>> BEGIN Data records
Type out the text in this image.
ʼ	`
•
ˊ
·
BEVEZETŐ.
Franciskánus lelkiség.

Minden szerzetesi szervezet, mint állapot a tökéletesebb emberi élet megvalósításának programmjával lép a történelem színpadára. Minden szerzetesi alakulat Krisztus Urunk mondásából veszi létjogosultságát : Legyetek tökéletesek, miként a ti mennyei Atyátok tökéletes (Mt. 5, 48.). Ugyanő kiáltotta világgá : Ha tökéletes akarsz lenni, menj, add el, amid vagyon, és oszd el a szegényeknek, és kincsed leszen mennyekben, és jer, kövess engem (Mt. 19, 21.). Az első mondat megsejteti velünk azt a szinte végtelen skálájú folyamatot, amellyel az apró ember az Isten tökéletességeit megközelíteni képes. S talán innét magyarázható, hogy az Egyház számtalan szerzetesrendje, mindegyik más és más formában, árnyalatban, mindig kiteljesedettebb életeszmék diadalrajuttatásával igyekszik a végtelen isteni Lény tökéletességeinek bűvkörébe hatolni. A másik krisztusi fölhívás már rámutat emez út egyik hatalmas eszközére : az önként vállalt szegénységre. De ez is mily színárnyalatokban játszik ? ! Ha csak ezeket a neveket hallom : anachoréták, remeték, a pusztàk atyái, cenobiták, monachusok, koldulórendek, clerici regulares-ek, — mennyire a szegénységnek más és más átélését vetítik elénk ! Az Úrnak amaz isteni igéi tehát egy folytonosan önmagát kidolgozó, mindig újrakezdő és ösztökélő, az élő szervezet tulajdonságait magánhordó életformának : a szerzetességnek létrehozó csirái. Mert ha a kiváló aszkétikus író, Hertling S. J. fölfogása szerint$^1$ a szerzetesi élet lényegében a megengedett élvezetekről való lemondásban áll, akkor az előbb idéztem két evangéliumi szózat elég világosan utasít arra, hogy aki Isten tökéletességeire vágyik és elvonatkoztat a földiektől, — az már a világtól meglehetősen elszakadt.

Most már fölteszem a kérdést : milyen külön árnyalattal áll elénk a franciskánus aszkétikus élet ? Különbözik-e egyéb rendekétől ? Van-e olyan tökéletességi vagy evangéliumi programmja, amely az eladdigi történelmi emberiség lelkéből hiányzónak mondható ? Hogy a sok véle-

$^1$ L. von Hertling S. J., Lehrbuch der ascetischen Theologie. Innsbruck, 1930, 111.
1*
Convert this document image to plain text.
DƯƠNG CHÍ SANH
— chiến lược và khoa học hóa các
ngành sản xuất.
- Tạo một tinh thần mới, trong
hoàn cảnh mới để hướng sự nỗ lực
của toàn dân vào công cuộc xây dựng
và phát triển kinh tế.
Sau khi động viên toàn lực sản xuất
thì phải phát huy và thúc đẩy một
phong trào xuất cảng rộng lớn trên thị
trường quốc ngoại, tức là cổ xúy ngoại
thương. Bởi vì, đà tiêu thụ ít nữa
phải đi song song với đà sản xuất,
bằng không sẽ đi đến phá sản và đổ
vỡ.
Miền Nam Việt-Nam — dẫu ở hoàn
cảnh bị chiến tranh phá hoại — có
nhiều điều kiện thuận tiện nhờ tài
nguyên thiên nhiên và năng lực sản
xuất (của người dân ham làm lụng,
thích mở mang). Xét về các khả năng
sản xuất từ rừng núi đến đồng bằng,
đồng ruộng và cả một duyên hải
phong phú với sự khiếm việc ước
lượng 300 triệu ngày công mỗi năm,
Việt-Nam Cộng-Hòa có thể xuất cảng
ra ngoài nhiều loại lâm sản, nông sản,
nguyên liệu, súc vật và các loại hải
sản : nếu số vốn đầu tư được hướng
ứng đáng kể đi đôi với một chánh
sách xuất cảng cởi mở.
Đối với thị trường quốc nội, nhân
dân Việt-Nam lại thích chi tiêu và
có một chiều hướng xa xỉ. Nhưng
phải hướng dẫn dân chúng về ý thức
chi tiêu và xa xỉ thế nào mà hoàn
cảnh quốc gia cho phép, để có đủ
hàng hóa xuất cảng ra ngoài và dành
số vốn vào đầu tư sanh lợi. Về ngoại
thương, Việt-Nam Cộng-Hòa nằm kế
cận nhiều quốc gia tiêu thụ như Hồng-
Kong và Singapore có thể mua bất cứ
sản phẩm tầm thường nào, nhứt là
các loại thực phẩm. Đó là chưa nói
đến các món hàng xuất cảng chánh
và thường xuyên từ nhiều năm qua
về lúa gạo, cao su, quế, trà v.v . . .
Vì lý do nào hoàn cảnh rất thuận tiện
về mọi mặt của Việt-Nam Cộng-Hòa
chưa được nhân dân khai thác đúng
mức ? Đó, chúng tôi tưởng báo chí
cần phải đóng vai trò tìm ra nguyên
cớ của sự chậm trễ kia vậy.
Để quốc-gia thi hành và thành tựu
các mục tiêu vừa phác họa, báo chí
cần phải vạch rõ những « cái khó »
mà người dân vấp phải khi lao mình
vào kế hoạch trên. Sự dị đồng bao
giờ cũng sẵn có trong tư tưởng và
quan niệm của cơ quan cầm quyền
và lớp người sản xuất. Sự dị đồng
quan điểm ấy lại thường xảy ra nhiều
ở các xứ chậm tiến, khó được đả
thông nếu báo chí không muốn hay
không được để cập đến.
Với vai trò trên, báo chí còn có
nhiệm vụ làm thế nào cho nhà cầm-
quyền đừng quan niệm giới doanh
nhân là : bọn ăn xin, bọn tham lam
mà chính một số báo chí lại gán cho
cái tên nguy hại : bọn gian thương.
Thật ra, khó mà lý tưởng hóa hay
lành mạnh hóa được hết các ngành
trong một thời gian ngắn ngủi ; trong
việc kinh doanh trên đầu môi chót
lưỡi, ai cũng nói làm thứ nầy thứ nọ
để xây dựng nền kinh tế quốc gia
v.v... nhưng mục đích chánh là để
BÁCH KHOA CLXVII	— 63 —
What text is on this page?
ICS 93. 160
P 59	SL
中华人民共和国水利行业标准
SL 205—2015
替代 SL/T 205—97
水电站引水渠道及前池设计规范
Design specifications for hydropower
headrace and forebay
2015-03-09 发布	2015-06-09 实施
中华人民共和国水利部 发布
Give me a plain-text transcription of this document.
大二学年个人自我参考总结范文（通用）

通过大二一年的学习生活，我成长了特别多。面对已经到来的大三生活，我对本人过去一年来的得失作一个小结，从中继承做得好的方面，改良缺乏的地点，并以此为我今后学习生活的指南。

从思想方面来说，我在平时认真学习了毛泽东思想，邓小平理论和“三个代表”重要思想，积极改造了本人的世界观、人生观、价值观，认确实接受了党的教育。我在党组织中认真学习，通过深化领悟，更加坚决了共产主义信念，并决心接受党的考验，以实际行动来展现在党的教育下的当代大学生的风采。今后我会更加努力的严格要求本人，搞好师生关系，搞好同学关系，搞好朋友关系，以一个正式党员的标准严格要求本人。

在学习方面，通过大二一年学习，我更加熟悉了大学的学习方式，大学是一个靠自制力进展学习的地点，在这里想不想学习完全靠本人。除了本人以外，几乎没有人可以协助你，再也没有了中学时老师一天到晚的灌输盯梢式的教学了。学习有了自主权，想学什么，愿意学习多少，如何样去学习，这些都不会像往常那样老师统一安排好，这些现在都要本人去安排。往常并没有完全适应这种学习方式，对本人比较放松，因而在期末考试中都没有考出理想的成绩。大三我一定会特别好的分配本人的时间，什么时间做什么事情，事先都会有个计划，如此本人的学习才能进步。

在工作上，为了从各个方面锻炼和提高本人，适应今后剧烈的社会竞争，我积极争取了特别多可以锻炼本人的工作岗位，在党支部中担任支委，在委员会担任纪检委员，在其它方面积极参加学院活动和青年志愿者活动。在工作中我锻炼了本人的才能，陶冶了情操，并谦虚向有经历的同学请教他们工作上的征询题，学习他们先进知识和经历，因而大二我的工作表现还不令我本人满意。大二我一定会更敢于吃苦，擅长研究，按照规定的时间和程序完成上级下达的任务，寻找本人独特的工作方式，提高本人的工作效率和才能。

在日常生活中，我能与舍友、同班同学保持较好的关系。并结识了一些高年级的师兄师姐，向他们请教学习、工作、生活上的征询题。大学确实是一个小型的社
>> END Data records
Challenge: Extract, from the listing above, every line where the string "phát" occurs.

Result of the exercise:
và phát triển kinh tế.
thì phải phát huy và thúc đẩy một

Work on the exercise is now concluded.